> [Dataset items]
+++
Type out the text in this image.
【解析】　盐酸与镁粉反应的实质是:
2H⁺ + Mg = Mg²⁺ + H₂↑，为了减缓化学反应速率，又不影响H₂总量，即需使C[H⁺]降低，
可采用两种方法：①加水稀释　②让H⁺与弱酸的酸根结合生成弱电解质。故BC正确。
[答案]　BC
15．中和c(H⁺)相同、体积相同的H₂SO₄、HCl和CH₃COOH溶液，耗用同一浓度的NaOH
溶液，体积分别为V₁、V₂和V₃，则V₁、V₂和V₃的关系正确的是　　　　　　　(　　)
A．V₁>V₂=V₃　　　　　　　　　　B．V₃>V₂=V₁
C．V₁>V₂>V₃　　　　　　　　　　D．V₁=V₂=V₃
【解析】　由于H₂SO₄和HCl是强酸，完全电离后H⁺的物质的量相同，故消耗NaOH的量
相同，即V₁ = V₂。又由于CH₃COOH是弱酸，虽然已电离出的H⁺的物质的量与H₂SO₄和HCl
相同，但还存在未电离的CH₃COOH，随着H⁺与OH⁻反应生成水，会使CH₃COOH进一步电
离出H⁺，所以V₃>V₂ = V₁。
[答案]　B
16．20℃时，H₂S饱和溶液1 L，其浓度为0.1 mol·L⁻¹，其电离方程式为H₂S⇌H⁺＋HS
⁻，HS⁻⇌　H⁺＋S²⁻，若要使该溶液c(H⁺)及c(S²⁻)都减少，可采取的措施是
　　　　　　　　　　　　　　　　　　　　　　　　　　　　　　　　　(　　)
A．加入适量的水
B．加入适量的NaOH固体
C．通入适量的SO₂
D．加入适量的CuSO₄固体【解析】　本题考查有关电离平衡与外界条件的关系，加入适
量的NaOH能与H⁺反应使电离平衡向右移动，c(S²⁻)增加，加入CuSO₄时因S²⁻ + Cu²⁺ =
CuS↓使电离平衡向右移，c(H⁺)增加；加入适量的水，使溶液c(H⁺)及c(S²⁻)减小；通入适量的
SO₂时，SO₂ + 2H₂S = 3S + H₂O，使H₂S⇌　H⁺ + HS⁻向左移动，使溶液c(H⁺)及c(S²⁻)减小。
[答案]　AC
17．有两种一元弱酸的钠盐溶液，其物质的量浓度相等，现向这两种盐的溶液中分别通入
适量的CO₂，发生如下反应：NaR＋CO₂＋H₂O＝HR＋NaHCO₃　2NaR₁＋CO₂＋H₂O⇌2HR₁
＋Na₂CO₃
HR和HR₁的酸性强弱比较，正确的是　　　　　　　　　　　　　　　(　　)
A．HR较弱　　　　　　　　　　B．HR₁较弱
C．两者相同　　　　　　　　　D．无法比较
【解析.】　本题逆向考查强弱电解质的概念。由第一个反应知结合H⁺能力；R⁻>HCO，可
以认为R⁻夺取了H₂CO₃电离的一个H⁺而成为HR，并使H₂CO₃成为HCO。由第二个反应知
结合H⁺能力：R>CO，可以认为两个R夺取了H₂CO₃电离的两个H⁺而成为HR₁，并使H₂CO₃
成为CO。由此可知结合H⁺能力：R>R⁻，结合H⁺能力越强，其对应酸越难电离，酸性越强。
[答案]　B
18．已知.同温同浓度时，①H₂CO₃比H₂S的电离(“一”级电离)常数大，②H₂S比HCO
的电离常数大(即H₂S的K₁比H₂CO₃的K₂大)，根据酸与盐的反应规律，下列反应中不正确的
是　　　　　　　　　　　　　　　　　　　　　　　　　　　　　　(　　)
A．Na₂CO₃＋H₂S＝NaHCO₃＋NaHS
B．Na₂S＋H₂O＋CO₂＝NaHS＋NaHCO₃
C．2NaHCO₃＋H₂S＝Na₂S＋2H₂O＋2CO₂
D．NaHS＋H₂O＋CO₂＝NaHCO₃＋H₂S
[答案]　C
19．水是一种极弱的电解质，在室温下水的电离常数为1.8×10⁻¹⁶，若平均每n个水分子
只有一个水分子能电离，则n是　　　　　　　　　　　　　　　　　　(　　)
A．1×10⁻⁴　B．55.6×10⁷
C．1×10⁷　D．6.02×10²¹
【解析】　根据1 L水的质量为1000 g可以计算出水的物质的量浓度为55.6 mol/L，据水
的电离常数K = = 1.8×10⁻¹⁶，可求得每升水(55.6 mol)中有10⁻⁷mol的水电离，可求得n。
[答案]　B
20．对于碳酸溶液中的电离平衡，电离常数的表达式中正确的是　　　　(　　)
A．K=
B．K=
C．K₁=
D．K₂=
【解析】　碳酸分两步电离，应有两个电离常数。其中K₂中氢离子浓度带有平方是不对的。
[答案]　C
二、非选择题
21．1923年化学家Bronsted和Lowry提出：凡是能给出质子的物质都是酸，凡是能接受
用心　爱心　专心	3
+++
> [What to work on] Reproduce the full listing above, character for character.

> [Response to the exercise]
Type out the text in this image.
【解析】　盐酸与镁粉反应的实质是:
2H⁺ + Mg = Mg²⁺ + H₂↑，为了减缓化学反应速率，又不影响H₂总量，即需使C[H⁺]降低，
可采用两种方法：①加水稀释　②让H⁺与弱酸的酸根结合生成弱电解质。故BC正确。
[答案]　BC
15．中和c(H⁺)相同、体积相同的H₂SO₄、HCl和CH₃COOH溶液，耗用同一浓度的NaOH
溶液，体积分别为V₁、V₂和V₃，则V₁、V₂和V₃的关系正确的是　　　　　　　(　　)
A．V₁>V₂=V₃　　　　　　　　　　B．V₃>V₂=V₁
C．V₁>V₂>V₃　　　　　　　　　　D．V₁=V₂=V₃
【解析】　由于H₂SO₄和HCl是强酸，完全电离后H⁺的物质的量相同，故消耗NaOH的量
相同，即V₁ = V₂。又由于CH₃COOH是弱酸，虽然已电离出的H⁺的物质的量与H₂SO₄和HCl
相同，但还存在未电离的CH₃COOH，随着H⁺与OH⁻反应生成水，会使CH₃COOH进一步电
离出H⁺，所以V₃>V₂ = V₁。
[答案]　B
16．20℃时，H₂S饱和溶液1 L，其浓度为0.1 mol·L⁻¹，其电离方程式为H₂S⇌H⁺＋HS
⁻，HS⁻⇌　H⁺＋S²⁻，若要使该溶液c(H⁺)及c(S²⁻)都减少，可采取的措施是
　　　　　　　　　　　　　　　　　　　　　　　　　　　　　　　　　(　　)
A．加入适量的水
B．加入适量的NaOH固体
C．通入适量的SO₂
D．加入适量的CuSO₄固体【解析】　本题考查有关电离平衡与外界条件的关系，加入适
量的NaOH能与H⁺反应使电离平衡向右移动，c(S²⁻)增加，加入CuSO₄时因S²⁻ + Cu²⁺ =
CuS↓使电离平衡向右移，c(H⁺)增加；加入适量的水，使溶液c(H⁺)及c(S²⁻)减小；通入适量的
SO₂时，SO₂ + 2H₂S = 3S + H₂O，使H₂S⇌　H⁺ + HS⁻向左移动，使溶液c(H⁺)及c(S²⁻)减小。
[答案]　AC
17．有两种一元弱酸的钠盐溶液，其物质的量浓度相等，现向这两种盐的溶液中分别通入
适量的CO₂，发生如下反应：NaR＋CO₂＋H₂O＝HR＋NaHCO₃　2NaR₁＋CO₂＋H₂O⇌2HR₁
＋Na₂CO₃
HR和HR₁的酸性强弱比较，正确的是　　　　　　　　　　　　　　　(　　)
A．HR较弱　　　　　　　　　　B．HR₁较弱
C．两者相同　　　　　　　　　D．无法比较
【解析.】　本题逆向考查强弱电解质的概念。由第一个反应知结合H⁺能力；R⁻>HCO，可
以认为R⁻夺取了H₂CO₃电离的一个H⁺而成为HR，并使H₂CO₃成为HCO。由第二个反应知
结合H⁺能力：R>CO，可以认为两个R夺取了H₂CO₃电离的两个H⁺而成为HR₁，并使H₂CO₃
成为CO。由此可知结合H⁺能力：R>R⁻，结合H⁺能力越强，其对应酸越难电离，酸性越强。
[答案]　B
18．已知.同温同浓度时，①H₂CO₃比H₂S的电离(“一”级电离)常数大，②H₂S比HCO
的电离常数大(即H₂S的K₁比H₂CO₃的K₂大)，根据酸与盐的反应规律，下列反应中不正确的
是　　　　　　　　　　　　　　　　　　　　　　　　　　　　　　(　　)
A．Na₂CO₃＋H₂S＝NaHCO₃＋NaHS
B．Na₂S＋H₂O＋CO₂＝NaHS＋NaHCO₃
C．2NaHCO₃＋H₂S＝Na₂S＋2H₂O＋2CO₂
D．NaHS＋H₂O＋CO₂＝NaHCO₃＋H₂S
[答案]　C
19．水是一种极弱的电解质，在室温下水的电离常数为1.8×10⁻¹⁶，若平均每n个水分子
只有一个水分子能电离，则n是　　　　　　　　　　　　　　　　　　(　　)
A．1×10⁻⁴　B．55.6×10⁷
C．1×10⁷　D．6.02×10²¹
【解析】　根据1 L水的质量为1000 g可以计算出水的物质的量浓度为55.6 mol/L，据水
的电离常数K = = 1.8×10⁻¹⁶，可求得每升水(55.6 mol)中有10⁻⁷mol的水电离，可求得n。
[答案]　B
20．对于碳酸溶液中的电离平衡，电离常数的表达式中正确的是　　　　(　　)
A．K=
B．K=
C．K₁=
D．K₂=
【解析】　碳酸分两步电离，应有两个电离常数。其中K₂中氢离子浓度带有平方是不对的。
[答案]　C
二、非选择题
21．1923年化学家Bronsted和Lowry提出：凡是能给出质子的物质都是酸，凡是能接受
用心　爱心　专心	3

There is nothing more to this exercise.